** Start of LISTING **

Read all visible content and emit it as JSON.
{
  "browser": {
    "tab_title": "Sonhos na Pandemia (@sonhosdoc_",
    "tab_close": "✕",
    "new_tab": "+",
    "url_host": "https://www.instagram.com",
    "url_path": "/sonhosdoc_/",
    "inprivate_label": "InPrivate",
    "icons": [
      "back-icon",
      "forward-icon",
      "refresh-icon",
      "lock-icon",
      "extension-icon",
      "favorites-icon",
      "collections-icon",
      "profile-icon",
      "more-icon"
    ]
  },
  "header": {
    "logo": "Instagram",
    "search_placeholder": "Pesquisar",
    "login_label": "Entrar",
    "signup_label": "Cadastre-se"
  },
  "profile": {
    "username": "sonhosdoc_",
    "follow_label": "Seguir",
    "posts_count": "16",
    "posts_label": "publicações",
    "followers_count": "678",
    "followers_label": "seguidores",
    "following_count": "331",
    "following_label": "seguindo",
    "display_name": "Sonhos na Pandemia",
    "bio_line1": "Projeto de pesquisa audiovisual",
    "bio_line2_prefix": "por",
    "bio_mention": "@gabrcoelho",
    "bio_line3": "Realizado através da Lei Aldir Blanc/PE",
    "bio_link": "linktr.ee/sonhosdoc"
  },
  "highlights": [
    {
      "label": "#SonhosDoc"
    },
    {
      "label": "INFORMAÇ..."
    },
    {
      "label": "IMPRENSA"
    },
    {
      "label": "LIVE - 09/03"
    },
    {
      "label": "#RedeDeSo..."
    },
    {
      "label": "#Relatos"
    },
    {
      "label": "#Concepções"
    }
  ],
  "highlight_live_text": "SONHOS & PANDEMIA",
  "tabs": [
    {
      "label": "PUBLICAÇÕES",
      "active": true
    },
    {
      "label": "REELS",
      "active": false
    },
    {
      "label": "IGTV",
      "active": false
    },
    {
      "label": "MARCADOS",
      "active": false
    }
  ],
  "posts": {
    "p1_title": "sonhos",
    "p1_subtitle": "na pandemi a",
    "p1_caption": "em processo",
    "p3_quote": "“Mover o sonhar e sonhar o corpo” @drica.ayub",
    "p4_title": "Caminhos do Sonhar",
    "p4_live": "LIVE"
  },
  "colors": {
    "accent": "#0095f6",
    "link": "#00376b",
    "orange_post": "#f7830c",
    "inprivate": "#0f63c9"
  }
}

** End of LISTING **

Transcribe the full listing above without leaving anything out.

Read all visible content and emit it as JSON.
{
  "browser": {
    "tab_title": "Sonhos na Pandemia (@sonhosdoc_",
    "tab_close": "✕",
    "new_tab": "+",
    "url_host": "https://www.instagram.com",
    "url_path": "/sonhosdoc_/",
    "inprivate_label": "InPrivate",
    "icons": [
      "back-icon",
      "forward-icon",
      "refresh-icon",
      "lock-icon",
      "extension-icon",
      "favorites-icon",
      "collections-icon",
      "profile-icon",
      "more-icon"
    ]
  },
  "header": {
    "logo": "Instagram",
    "search_placeholder": "Pesquisar",
    "login_label": "Entrar",
    "signup_label": "Cadastre-se"
  },
  "profile": {
    "username": "sonhosdoc_",
    "follow_label": "Seguir",
    "posts_count": "16",
    "posts_label": "publicações",
    "followers_count": "678",
    "followers_label": "seguidores",
    "following_count": "331",
    "following_label": "seguindo",
    "display_name": "Sonhos na Pandemia",
    "bio_line1": "Projeto de pesquisa audiovisual",
    "bio_line2_prefix": "por",
    "bio_mention": "@gabrcoelho",
    "bio_line3": "Realizado através da Lei Aldir Blanc/PE",
    "bio_link": "linktr.ee/sonhosdoc"
  },
  "highlights": [
    {
      "label": "#SonhosDoc"
    },
    {
      "label": "INFORMAÇ..."
    },
    {
      "label": "IMPRENSA"
    },
    {
      "label": "LIVE - 09/03"
    },
    {
      "label": "#RedeDeSo..."
    },
    {
      "label": "#Relatos"
    },
    {
      "label": "#Concepções"
    }
  ],
  "highlight_live_text": "SONHOS & PANDEMIA",
  "tabs": [
    {
      "label": "PUBLICAÇÕES",
      "active": true
    },
    {
      "label": "REELS",
      "active": false
    },
    {
      "label": "IGTV",
      "active": false
    },
    {
      "label": "MARCADOS",
      "active": false
    }
  ],
  "posts": {
    "p1_title": "sonhos",
    "p1_subtitle": "na pandemi a",
    "p1_caption": "em processo",
    "p3_quote": "“Mover o sonhar e sonhar o corpo” @drica.ayub",
    "p4_title": "Caminhos do Sonhar",
    "p4_live": "LIVE"
  },
  "colors": {
    "accent": "#0095f6",
    "link": "#00376b",
    "orange_post": "#f7830c",
    "inprivate": "#0f63c9"
  }
}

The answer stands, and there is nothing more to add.